▶ ENTRIES PROVIDED

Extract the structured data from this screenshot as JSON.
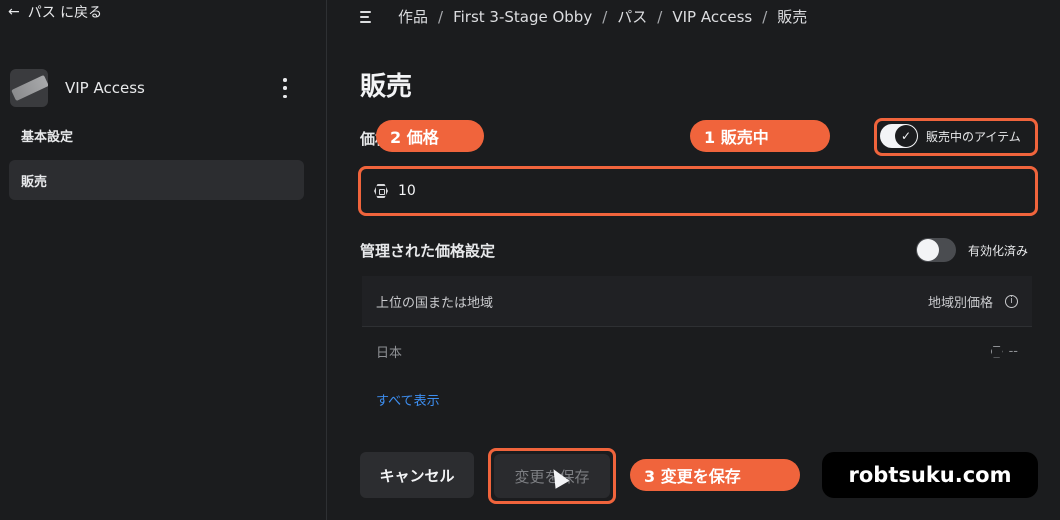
{
  "sidebar": {
    "back_label": "パス に戻る",
    "pass_name": "VIP Access",
    "items": [
      {
        "label": "基本設定"
      },
      {
        "label": "販売"
      }
    ]
  },
  "breadcrumb": [
    "作品",
    "First 3-Stage Obby",
    "パス",
    "VIP Access",
    "販売"
  ],
  "page_title": "販売",
  "price": {
    "label": "価格",
    "value": "10"
  },
  "sale_toggle": {
    "label": "販売中のアイテム",
    "state": "on"
  },
  "managed_pricing": {
    "title": "管理された価格設定",
    "status": "有効化済み",
    "state": "off"
  },
  "region_table": {
    "header_left": "上位の国または地域",
    "header_right": "地域別価格",
    "rows": [
      {
        "region": "日本",
        "price": "--"
      }
    ],
    "show_all": "すべて表示"
  },
  "buttons": {
    "cancel": "キャンセル",
    "save": "変更を保存"
  },
  "annotations": {
    "a1": "1 販売中",
    "a2": "2 価格",
    "a3": "3 変更を保存"
  },
  "watermark": "robtsuku.com",
  "colors": {
    "annotation": "#f0643c",
    "link": "#3d8ef0",
    "background": "#1b1c1e"
  }
}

▶ STATED TASK
Leave out every picture and copy the rest of the records exactly.

▶ RESPONSE
Extract the structured data from this screenshot as JSON.
{
  "sidebar": {
    "back_label": "パス に戻る",
    "pass_name": "VIP Access",
    "items": [
      {
        "label": "基本設定"
      },
      {
        "label": "販売"
      }
    ]
  },
  "breadcrumb": [
    "作品",
    "First 3-Stage Obby",
    "パス",
    "VIP Access",
    "販売"
  ],
  "page_title": "販売",
  "price": {
    "label": "価格",
    "value": "10"
  },
  "sale_toggle": {
    "label": "販売中のアイテム",
    "state": "on"
  },
  "managed_pricing": {
    "title": "管理された価格設定",
    "status": "有効化済み",
    "state": "off"
  },
  "region_table": {
    "header_left": "上位の国または地域",
    "header_right": "地域別価格",
    "rows": [
      {
        "region": "日本",
        "price": "--"
      }
    ],
    "show_all": "すべて表示"
  },
  "buttons": {
    "cancel": "キャンセル",
    "save": "変更を保存"
  },
  "annotations": {
    "a1": "1 販売中",
    "a2": "2 価格",
    "a3": "3 変更を保存"
  },
  "watermark": "robtsuku.com",
  "colors": {
    "annotation": "#f0643c",
    "link": "#3d8ef0",
    "background": "#1b1c1e"
  }
}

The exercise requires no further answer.